Task requirements
Select, from the material below, each line with "belül" in it.

[Stored records]
※
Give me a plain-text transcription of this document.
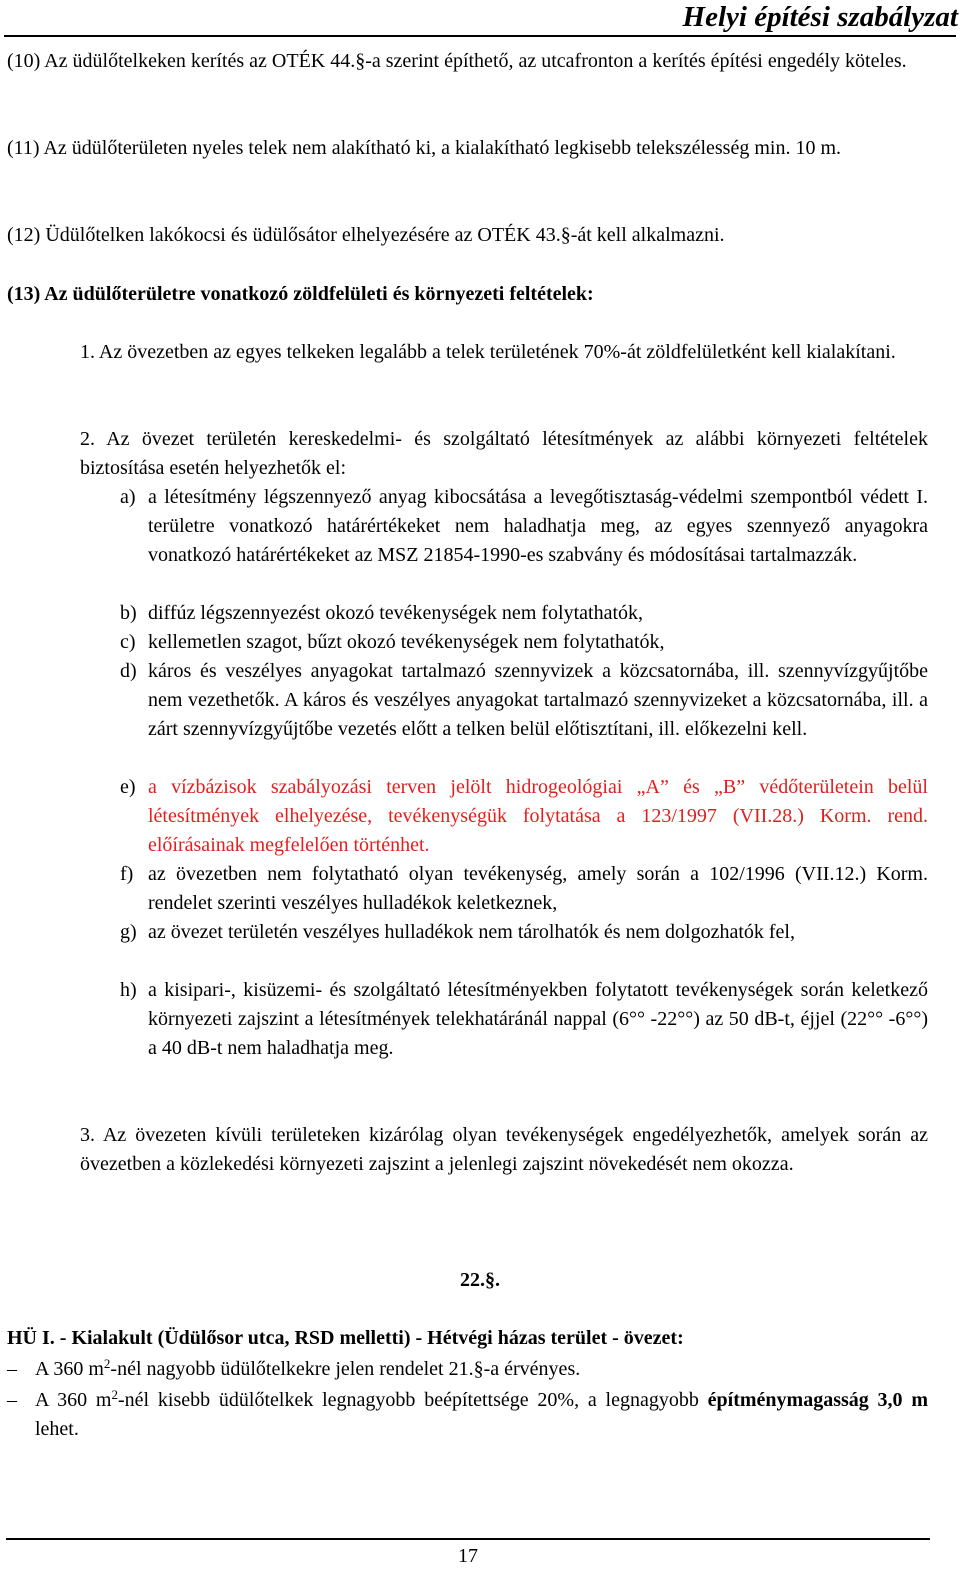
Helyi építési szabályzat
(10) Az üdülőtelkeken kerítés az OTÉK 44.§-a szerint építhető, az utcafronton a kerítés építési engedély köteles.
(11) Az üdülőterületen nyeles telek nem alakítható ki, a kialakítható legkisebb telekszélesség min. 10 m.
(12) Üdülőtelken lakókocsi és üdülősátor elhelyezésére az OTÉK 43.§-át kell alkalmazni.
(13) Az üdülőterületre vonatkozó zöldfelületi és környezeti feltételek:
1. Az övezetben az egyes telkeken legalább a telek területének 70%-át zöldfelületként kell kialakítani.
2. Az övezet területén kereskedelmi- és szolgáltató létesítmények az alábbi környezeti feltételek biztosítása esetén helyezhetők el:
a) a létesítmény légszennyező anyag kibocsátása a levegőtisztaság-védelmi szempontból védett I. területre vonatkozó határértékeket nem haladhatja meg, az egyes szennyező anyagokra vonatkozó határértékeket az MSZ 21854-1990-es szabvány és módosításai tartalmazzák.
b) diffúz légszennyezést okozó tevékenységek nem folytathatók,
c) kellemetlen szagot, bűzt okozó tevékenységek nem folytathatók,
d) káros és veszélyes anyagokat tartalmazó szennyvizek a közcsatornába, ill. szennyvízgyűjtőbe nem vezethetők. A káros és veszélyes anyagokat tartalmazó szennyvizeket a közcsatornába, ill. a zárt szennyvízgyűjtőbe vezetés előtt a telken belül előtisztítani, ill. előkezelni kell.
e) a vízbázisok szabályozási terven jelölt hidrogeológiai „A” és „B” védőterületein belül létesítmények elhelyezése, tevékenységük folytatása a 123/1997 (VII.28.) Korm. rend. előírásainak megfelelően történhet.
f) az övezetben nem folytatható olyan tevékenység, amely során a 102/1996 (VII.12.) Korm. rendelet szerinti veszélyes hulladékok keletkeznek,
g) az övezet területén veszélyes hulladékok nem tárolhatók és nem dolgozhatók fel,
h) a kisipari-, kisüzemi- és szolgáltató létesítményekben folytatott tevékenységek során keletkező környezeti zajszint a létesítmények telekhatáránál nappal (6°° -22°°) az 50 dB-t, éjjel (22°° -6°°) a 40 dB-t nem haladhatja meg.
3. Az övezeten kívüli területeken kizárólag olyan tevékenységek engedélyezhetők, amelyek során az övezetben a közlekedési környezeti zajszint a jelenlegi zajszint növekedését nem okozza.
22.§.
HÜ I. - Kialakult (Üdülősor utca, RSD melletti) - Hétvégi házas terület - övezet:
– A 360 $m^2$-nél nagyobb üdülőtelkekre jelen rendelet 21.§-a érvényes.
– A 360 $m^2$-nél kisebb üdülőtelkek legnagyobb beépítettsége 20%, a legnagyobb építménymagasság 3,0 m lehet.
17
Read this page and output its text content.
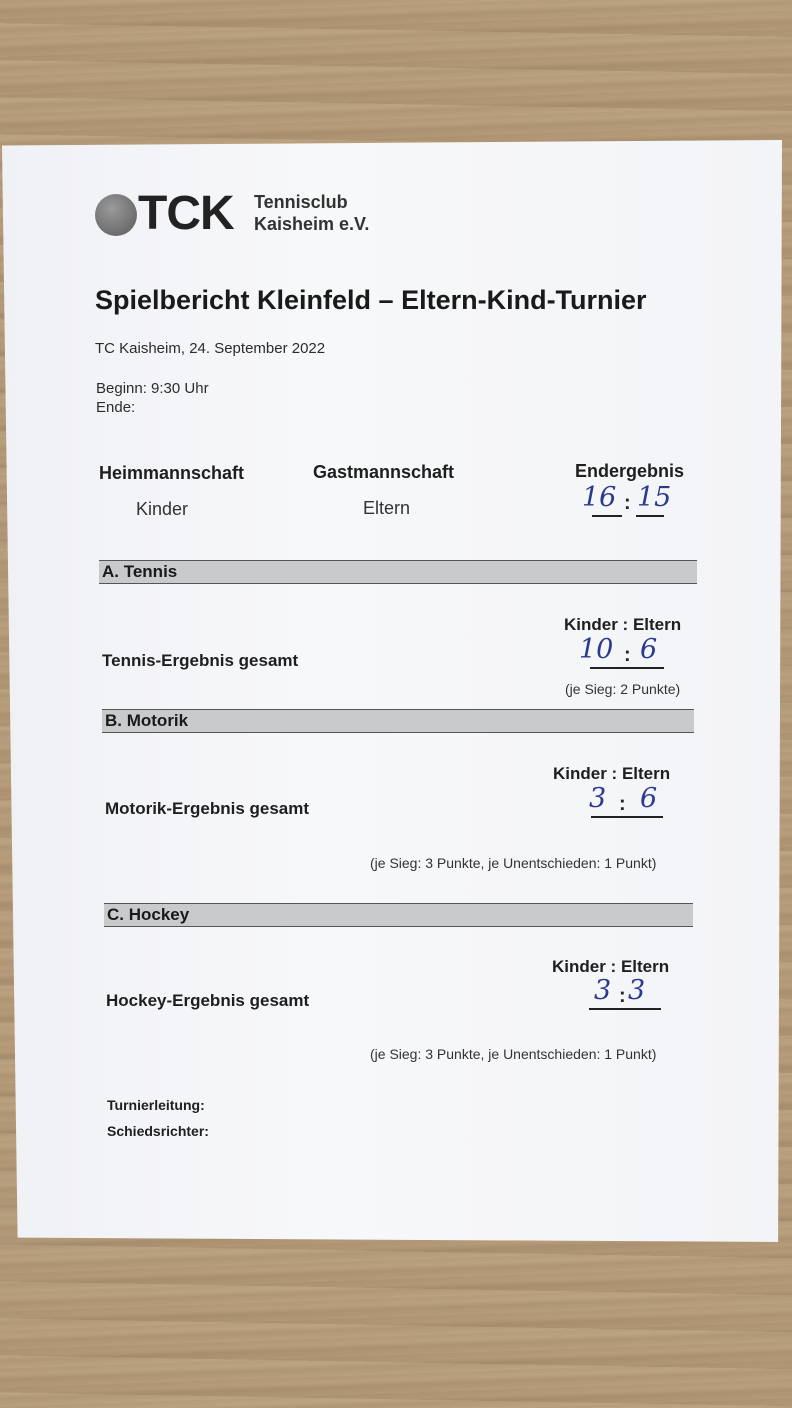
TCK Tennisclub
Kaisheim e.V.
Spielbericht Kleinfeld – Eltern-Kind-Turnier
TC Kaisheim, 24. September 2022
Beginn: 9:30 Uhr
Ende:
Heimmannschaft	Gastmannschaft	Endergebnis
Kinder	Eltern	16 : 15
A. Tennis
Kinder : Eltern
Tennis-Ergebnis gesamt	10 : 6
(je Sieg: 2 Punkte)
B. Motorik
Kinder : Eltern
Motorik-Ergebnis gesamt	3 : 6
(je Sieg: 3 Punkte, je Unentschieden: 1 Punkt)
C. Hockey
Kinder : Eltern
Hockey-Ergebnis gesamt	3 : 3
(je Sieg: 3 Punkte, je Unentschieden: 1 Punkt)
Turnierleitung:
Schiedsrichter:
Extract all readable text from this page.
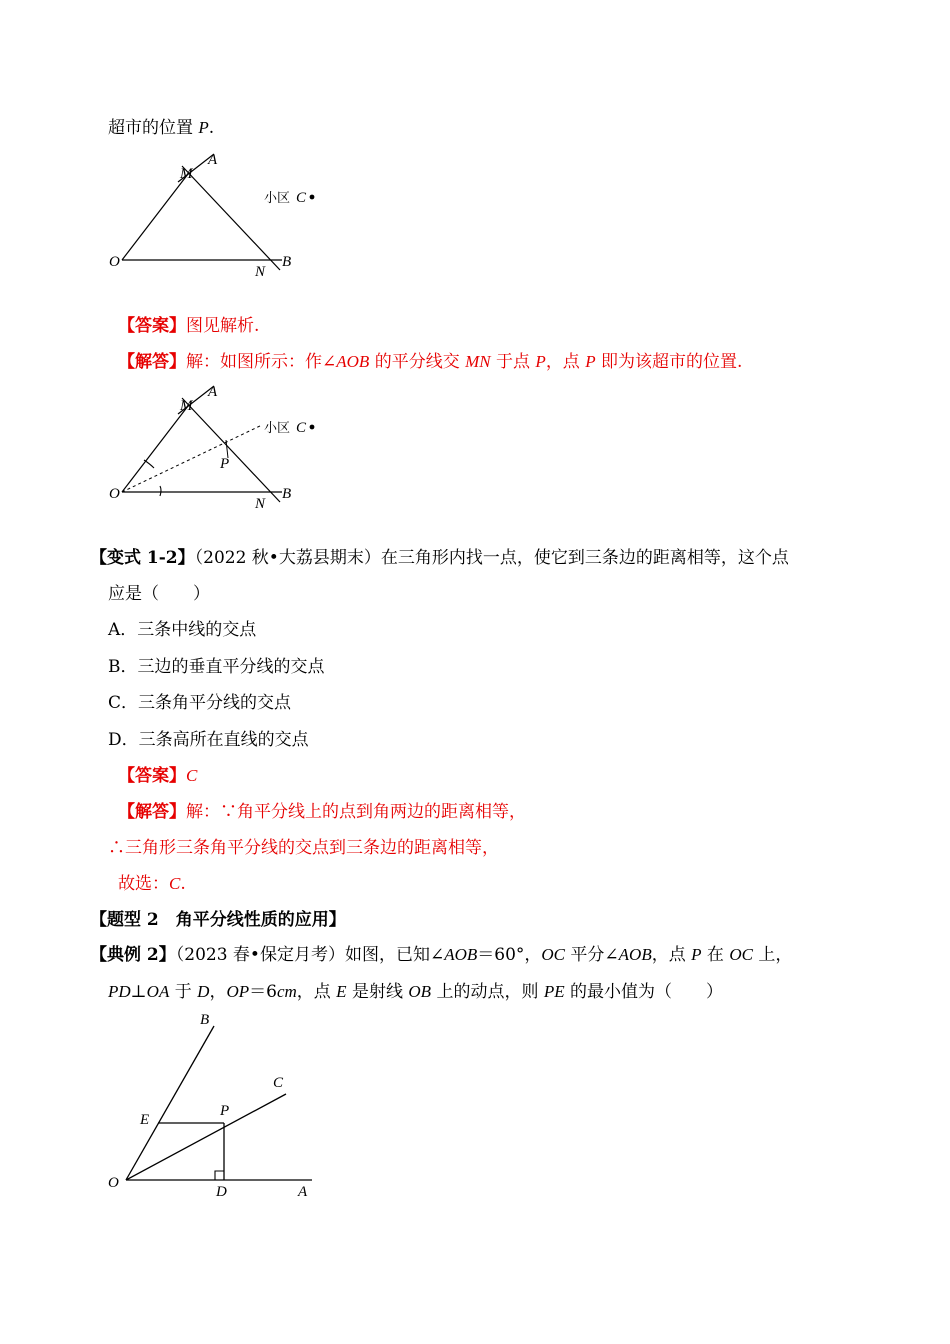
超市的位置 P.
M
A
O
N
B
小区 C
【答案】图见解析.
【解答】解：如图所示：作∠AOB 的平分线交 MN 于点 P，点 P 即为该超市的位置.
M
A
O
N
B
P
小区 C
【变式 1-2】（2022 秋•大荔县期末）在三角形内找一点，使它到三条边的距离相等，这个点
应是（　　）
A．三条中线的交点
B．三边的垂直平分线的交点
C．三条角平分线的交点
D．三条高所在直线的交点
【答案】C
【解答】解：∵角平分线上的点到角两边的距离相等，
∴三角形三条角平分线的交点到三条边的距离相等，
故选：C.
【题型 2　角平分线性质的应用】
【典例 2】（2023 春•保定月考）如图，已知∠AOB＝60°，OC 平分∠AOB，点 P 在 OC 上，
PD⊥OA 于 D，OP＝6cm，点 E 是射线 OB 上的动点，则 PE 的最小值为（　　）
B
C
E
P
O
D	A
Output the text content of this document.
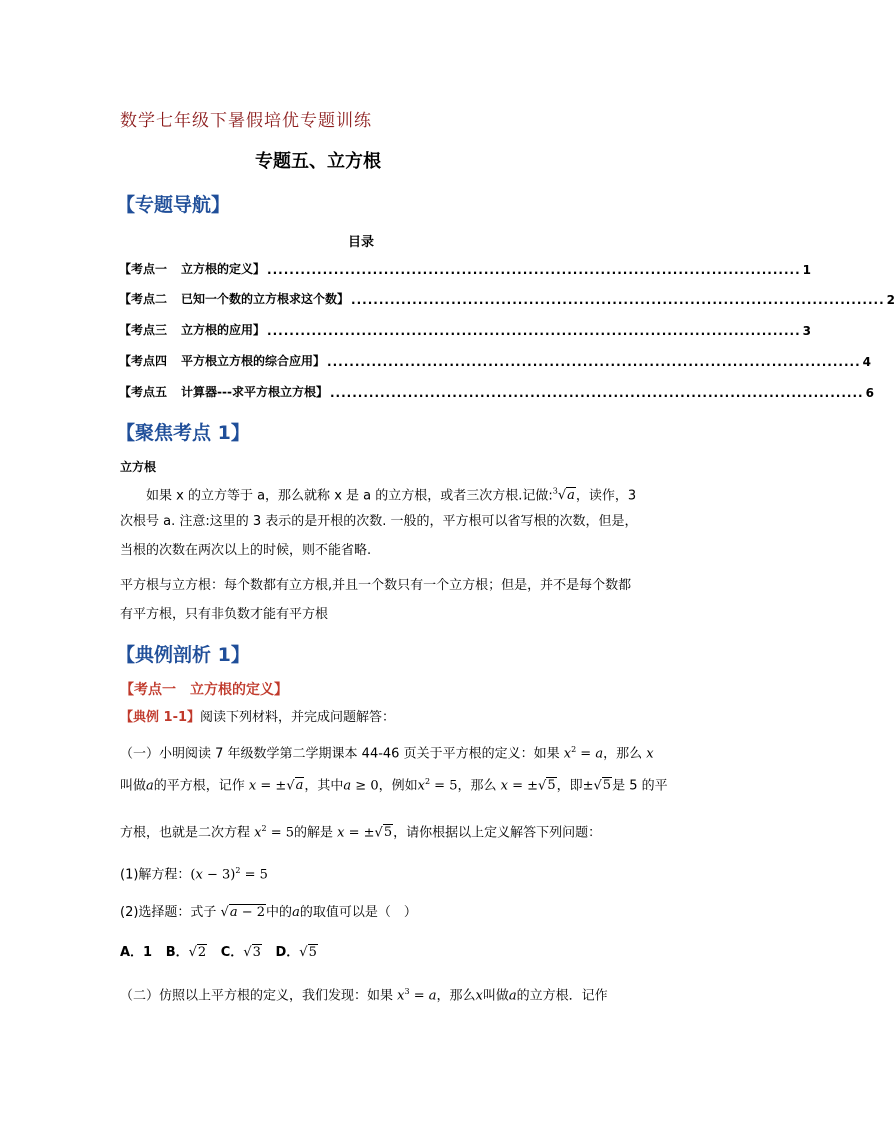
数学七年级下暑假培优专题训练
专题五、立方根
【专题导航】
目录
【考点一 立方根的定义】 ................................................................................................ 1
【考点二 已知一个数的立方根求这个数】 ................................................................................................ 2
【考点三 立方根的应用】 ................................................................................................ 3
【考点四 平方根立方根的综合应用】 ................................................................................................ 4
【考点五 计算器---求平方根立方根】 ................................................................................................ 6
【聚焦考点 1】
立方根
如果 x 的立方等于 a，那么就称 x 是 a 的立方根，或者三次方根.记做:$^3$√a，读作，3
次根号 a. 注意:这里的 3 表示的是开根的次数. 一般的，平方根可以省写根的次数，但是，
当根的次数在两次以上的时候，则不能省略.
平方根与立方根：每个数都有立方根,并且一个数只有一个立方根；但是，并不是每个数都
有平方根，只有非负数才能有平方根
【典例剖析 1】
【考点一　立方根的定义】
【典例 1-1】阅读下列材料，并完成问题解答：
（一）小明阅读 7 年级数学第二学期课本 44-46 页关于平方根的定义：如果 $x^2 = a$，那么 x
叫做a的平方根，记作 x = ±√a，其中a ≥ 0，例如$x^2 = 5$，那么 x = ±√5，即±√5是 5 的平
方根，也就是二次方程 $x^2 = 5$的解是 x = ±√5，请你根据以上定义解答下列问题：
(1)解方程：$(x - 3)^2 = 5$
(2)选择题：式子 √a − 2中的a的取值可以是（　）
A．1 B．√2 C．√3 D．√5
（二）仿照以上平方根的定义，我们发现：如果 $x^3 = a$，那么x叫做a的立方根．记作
※
Full response
d) káros és veszélyes anyagokat tartalmazó szennyvizek a közcsatornába, ill. szennyvízgyűjtőbe nem vezethetők. A káros és veszélyes anyagokat tartalmazó szennyvizeket a közcsatornába, ill. a zárt szennyvízgyűjtőbe vezetés előtt a telken belül előtisztítani, ill. előkezelni kell.
e) a vízbázisok szabályozási terven jelölt hidrogeológiai „A” és „B” védőterületein belül létesítmények elhelyezése, tevékenységük folytatása a 123/1997 (VII.28.) Korm. rend. előírásainak megfelelően történhet.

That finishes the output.